# start of PROVIDED DATA

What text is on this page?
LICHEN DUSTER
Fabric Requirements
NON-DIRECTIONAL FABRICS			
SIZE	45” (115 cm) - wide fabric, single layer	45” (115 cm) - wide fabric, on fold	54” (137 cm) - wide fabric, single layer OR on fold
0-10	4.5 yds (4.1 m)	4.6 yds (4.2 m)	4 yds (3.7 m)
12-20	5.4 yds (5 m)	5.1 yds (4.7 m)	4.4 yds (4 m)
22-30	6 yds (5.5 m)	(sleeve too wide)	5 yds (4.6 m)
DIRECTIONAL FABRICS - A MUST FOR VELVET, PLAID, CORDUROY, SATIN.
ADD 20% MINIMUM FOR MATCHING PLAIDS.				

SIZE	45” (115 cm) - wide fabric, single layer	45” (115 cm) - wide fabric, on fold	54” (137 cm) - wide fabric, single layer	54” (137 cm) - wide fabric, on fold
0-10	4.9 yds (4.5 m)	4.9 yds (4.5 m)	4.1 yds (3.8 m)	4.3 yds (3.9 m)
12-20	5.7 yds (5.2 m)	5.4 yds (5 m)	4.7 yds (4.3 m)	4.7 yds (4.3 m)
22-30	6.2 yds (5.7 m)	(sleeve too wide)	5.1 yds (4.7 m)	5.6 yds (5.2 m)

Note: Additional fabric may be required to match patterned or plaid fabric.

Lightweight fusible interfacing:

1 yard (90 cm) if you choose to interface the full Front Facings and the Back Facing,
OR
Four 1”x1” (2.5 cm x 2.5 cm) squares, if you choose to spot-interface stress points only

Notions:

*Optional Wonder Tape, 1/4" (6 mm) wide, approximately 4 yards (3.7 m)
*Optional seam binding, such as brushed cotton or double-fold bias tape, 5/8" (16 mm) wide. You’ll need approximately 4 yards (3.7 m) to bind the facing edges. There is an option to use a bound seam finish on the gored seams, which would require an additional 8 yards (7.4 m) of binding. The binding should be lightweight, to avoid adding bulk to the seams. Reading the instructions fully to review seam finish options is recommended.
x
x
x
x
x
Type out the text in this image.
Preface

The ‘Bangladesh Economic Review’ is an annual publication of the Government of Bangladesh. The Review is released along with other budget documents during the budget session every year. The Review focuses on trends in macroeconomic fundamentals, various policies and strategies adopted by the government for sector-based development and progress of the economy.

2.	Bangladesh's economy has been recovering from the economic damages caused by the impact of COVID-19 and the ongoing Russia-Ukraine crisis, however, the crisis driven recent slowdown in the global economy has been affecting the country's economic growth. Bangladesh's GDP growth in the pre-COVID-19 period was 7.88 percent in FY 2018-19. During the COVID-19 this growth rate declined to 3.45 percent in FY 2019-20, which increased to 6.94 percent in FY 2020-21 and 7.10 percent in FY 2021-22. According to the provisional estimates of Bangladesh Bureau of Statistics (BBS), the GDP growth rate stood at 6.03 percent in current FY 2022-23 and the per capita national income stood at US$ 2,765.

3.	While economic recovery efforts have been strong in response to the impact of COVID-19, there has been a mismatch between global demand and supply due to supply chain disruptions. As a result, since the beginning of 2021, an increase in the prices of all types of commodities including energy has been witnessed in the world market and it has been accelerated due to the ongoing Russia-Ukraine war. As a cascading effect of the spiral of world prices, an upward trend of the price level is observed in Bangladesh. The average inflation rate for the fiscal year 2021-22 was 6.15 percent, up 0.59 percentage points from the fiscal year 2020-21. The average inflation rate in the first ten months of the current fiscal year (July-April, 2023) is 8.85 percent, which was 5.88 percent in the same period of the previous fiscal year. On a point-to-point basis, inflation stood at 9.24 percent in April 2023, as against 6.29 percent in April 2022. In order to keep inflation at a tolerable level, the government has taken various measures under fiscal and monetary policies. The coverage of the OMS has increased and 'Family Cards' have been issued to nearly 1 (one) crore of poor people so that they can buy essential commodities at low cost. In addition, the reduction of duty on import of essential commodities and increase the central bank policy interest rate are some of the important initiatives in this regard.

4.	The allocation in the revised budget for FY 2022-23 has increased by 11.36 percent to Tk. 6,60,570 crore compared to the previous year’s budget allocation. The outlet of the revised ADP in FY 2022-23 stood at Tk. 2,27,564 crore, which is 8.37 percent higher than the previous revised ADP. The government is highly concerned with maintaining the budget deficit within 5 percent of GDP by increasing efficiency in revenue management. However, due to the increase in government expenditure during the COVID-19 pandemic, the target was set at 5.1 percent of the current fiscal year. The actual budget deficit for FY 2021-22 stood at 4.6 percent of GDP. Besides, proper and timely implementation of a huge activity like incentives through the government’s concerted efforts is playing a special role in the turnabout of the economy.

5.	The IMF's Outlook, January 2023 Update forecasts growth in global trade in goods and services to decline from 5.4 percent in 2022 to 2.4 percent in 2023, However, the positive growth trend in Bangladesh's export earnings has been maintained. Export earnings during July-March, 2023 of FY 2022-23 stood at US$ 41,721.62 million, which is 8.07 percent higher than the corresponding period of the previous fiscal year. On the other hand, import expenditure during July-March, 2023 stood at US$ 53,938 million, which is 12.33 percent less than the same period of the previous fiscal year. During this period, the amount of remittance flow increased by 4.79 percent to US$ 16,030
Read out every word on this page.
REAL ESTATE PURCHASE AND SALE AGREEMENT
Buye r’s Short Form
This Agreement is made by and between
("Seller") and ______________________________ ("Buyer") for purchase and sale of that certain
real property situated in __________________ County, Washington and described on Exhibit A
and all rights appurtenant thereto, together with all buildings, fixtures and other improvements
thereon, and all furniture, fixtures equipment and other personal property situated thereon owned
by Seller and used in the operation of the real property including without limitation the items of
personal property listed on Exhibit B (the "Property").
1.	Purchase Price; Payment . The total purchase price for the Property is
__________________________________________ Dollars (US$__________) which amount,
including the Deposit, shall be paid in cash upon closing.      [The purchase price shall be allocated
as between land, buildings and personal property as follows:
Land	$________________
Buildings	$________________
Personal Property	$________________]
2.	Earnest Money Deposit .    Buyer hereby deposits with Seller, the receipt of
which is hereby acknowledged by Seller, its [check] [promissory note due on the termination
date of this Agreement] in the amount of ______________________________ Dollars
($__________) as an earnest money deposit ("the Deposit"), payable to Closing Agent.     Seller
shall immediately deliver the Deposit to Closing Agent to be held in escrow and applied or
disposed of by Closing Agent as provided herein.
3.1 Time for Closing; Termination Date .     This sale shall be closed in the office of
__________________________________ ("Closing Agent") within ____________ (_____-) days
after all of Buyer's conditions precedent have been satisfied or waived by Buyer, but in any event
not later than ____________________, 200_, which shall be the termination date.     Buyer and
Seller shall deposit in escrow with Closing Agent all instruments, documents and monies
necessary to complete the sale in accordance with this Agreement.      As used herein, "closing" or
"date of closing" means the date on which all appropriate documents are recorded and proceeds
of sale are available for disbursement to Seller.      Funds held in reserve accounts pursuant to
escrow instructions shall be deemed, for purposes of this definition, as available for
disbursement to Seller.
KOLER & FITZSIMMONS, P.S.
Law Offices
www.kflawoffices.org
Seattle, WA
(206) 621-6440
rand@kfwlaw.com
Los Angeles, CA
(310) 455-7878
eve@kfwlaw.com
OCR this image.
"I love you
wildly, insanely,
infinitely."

# end of PROVIDED DATA

PROBLEM DESCRIPTION
Pick each line holding the word "interface" out of the data and copy it.

WRITTEN RESPONSE
1 yard (90 cm) if you choose to interface the full Front Facings and the Back Facing,
Four 1”x1” (2.5 cm x 2.5 cm) squares, if you choose to spot-interface stress points only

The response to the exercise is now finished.